> [Written problem]: Whenever a line contains the string "type", copy it out of the entries.

> [Data lines]:
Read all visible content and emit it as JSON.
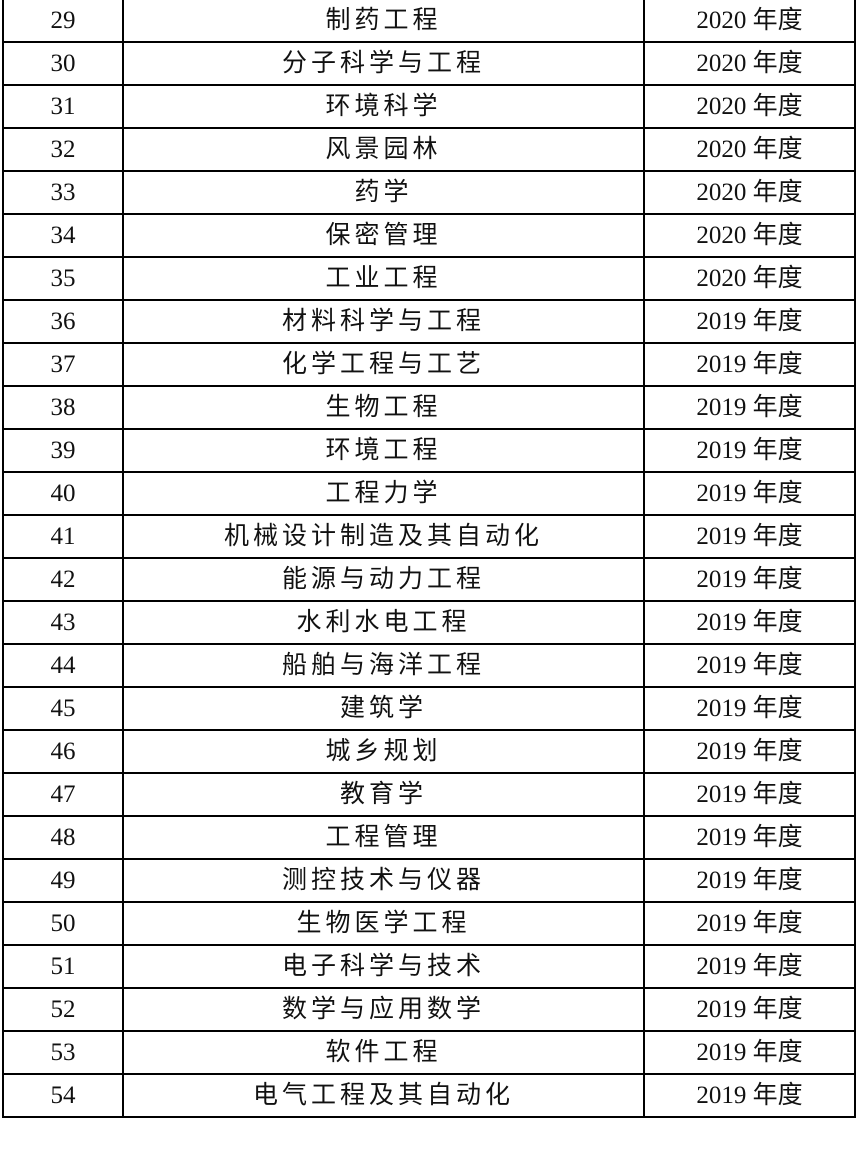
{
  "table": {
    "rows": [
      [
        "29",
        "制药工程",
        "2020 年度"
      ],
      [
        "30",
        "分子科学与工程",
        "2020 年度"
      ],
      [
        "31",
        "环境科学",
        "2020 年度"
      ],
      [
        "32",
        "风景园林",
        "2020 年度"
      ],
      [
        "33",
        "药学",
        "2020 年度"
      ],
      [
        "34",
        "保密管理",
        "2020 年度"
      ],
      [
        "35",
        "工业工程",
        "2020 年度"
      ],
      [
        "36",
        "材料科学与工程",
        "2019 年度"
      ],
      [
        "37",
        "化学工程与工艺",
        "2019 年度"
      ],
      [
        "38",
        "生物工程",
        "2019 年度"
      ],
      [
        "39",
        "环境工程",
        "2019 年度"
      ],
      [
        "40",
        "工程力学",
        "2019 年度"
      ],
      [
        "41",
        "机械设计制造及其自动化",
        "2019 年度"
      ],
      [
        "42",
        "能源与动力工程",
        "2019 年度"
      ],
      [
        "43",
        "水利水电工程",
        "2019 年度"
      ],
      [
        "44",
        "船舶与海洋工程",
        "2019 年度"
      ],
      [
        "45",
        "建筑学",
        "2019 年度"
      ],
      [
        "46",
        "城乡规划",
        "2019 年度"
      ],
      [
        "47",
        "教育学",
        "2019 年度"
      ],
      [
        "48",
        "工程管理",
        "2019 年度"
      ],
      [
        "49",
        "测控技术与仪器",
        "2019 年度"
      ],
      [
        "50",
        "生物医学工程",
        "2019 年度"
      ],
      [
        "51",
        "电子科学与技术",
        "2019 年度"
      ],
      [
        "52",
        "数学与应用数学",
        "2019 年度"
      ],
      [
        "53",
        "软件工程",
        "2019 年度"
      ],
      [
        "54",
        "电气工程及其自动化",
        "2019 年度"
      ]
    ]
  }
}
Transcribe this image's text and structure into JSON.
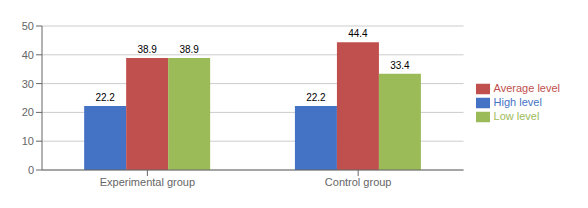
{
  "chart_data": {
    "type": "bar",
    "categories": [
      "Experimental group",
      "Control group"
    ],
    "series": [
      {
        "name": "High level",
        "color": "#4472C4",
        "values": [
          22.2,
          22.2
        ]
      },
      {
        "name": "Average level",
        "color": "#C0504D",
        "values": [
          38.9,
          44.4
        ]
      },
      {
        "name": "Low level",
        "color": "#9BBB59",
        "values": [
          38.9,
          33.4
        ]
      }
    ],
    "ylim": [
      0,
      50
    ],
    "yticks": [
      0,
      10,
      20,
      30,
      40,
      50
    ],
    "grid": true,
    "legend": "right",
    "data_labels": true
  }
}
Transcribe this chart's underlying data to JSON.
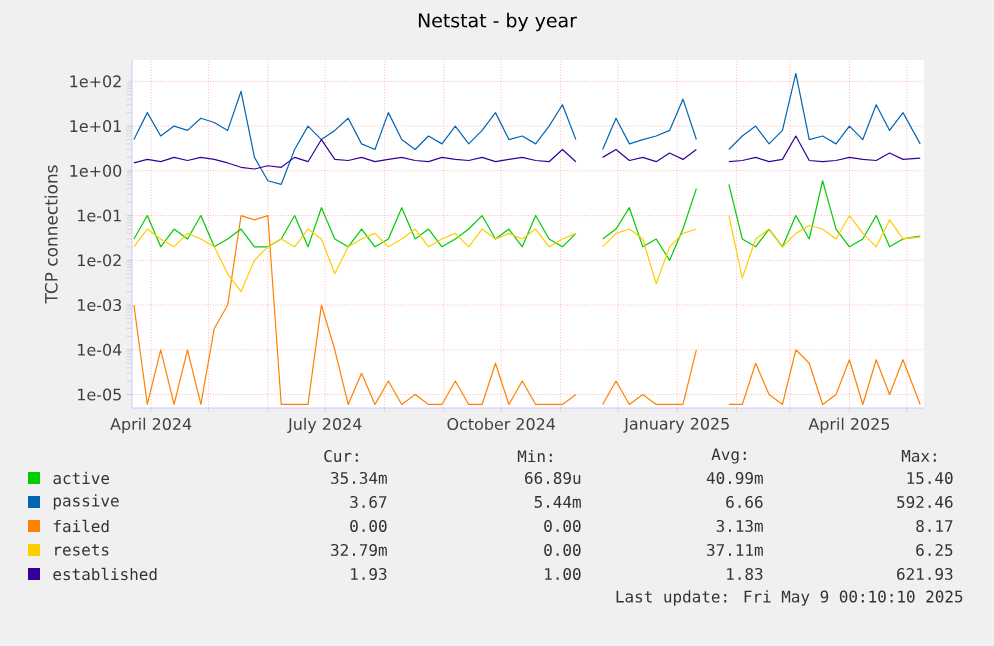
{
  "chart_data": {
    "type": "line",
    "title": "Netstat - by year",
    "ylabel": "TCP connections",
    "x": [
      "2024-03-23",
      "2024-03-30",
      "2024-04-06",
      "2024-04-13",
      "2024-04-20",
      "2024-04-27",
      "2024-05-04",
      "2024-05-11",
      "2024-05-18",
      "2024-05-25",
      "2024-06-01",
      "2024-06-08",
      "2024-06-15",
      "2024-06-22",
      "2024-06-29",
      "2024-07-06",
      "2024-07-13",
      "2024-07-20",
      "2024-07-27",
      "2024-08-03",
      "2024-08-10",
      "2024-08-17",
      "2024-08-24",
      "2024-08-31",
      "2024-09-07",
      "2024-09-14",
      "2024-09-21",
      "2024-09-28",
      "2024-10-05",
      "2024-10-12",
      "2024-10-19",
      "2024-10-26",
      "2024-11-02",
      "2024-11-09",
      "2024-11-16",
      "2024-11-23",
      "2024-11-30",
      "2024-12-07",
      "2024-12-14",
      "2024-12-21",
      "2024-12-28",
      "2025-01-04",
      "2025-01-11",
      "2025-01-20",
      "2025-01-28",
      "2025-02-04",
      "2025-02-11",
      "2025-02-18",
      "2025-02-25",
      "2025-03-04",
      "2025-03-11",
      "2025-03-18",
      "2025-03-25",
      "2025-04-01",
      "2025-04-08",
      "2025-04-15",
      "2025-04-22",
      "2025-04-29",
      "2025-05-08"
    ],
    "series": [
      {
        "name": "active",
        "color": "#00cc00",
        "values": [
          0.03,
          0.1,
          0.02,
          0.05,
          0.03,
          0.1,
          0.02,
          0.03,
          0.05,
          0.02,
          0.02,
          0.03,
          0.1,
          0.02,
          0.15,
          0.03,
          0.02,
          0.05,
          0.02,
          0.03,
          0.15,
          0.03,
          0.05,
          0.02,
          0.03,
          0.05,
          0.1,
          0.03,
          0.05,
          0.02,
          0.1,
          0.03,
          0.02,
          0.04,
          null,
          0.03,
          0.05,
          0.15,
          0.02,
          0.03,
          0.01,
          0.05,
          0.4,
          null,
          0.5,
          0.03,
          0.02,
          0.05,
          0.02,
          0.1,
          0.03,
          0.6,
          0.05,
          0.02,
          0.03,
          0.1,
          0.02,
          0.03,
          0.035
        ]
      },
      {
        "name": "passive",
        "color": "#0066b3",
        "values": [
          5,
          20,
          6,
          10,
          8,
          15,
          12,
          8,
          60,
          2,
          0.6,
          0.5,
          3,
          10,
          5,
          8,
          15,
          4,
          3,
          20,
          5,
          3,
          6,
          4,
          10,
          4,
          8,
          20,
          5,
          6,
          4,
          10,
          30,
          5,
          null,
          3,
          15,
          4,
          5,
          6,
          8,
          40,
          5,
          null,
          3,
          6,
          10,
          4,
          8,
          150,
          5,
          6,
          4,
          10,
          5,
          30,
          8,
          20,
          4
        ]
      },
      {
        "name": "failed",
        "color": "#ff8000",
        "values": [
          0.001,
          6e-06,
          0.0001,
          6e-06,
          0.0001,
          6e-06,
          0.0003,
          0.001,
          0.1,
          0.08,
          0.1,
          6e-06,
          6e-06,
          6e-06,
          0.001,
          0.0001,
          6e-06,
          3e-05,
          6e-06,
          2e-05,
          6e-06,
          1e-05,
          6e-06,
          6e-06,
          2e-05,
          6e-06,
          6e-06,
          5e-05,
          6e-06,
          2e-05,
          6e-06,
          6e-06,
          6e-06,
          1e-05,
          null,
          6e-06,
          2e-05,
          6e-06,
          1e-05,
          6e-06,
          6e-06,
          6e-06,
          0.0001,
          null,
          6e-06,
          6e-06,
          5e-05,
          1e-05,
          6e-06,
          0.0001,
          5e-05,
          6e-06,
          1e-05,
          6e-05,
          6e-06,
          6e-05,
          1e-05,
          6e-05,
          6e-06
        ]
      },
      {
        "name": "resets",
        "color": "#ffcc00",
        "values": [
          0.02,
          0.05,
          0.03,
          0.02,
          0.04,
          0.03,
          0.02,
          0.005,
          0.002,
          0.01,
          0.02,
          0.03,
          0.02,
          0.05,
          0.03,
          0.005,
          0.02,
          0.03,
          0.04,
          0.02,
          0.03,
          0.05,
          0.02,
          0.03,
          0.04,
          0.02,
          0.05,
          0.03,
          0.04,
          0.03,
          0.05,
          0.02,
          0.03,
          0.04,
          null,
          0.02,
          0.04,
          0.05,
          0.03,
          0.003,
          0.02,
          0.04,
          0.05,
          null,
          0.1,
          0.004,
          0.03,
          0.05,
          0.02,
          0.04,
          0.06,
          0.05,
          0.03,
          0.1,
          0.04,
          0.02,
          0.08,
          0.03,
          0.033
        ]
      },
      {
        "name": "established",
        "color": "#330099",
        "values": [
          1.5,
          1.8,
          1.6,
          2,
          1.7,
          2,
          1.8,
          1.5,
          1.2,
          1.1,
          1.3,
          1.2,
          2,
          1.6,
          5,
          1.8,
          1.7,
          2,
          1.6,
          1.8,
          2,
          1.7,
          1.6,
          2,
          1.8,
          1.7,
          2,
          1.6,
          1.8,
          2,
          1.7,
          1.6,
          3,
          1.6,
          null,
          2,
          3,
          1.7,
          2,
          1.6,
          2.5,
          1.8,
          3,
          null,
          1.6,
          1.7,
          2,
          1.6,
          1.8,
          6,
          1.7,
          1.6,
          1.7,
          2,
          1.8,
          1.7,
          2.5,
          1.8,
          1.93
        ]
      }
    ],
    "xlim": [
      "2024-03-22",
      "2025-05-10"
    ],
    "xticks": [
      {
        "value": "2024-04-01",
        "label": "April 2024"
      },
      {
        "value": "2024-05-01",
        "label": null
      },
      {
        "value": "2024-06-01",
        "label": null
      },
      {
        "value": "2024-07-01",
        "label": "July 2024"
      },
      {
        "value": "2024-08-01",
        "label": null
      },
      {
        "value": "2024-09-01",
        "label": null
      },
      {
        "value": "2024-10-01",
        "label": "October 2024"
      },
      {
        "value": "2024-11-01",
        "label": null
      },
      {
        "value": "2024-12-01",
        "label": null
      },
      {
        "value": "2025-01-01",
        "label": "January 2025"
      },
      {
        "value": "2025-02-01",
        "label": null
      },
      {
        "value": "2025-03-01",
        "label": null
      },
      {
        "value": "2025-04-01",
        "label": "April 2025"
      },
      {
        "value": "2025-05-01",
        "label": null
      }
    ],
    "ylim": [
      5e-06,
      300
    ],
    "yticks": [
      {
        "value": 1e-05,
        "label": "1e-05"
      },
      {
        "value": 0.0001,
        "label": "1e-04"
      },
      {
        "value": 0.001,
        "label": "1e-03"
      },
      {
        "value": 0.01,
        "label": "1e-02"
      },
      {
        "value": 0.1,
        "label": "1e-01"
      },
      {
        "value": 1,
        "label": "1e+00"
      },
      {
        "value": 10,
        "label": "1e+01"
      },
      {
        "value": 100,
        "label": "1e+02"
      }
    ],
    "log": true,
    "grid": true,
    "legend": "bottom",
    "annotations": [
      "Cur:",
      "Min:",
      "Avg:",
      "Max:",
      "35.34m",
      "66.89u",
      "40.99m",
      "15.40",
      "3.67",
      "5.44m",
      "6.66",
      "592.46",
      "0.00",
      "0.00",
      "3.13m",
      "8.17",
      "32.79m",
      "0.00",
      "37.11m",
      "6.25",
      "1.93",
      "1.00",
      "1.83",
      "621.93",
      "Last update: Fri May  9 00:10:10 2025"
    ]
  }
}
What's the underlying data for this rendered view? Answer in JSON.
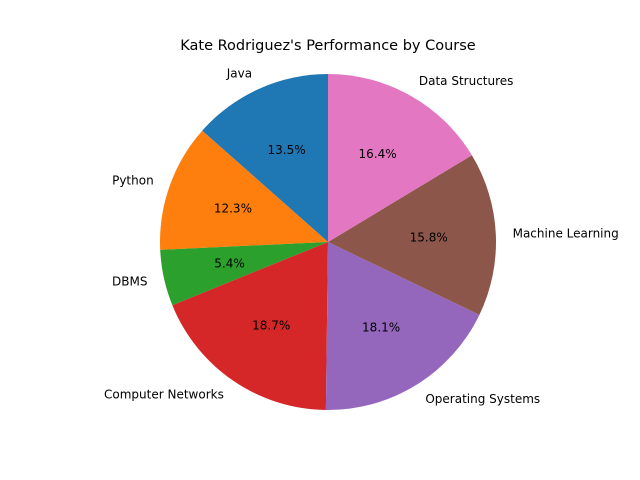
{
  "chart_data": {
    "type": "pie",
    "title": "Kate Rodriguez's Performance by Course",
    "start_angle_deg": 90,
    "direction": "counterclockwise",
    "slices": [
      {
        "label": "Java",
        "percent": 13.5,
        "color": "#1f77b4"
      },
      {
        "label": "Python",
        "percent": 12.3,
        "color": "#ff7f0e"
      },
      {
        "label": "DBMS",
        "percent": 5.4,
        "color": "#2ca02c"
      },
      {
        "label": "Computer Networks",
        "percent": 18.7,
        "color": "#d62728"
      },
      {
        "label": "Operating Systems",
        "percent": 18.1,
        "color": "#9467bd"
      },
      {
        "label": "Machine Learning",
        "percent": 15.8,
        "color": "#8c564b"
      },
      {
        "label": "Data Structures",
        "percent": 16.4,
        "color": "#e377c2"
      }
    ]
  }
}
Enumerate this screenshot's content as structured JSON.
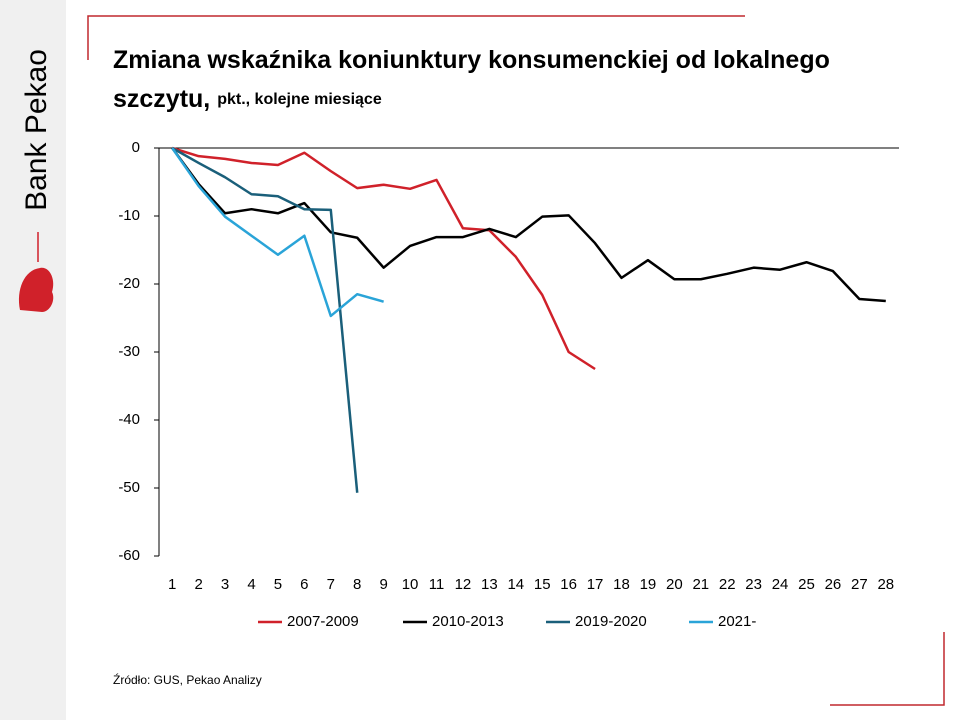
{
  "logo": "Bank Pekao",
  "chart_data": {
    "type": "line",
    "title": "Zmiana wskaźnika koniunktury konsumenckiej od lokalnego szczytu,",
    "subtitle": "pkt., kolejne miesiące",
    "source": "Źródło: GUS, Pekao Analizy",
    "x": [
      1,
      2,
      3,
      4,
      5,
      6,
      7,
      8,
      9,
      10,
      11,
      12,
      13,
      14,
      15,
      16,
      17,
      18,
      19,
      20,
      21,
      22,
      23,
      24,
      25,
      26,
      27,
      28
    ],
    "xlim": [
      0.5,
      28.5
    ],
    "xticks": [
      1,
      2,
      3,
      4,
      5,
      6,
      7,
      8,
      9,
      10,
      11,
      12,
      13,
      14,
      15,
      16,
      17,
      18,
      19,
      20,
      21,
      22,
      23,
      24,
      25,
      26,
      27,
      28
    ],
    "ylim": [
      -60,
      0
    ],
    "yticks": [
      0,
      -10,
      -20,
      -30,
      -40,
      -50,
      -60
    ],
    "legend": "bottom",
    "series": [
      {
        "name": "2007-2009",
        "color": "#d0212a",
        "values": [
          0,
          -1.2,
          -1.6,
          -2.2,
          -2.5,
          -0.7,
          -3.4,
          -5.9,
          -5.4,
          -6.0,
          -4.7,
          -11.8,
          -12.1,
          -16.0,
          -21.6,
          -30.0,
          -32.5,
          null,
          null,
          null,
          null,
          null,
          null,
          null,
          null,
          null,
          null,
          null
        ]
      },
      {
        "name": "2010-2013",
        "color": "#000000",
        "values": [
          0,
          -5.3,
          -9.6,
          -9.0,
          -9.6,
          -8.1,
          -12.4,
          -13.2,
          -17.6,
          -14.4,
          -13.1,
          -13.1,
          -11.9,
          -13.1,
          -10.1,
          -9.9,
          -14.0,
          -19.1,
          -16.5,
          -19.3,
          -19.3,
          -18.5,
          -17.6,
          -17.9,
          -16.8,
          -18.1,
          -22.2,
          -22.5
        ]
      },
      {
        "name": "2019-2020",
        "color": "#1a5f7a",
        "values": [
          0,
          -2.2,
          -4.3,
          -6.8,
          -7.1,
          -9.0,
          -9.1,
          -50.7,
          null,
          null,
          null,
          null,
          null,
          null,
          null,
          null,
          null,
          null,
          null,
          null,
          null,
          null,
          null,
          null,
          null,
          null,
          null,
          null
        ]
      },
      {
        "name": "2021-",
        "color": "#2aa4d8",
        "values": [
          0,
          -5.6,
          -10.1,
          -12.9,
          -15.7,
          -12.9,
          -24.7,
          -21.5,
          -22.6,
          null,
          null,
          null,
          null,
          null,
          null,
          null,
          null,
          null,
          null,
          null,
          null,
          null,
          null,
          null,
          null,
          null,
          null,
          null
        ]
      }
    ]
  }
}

> [Task response]:
    "type": "bar",
    "type": "line",
    "type": "pie",
    "type": "line",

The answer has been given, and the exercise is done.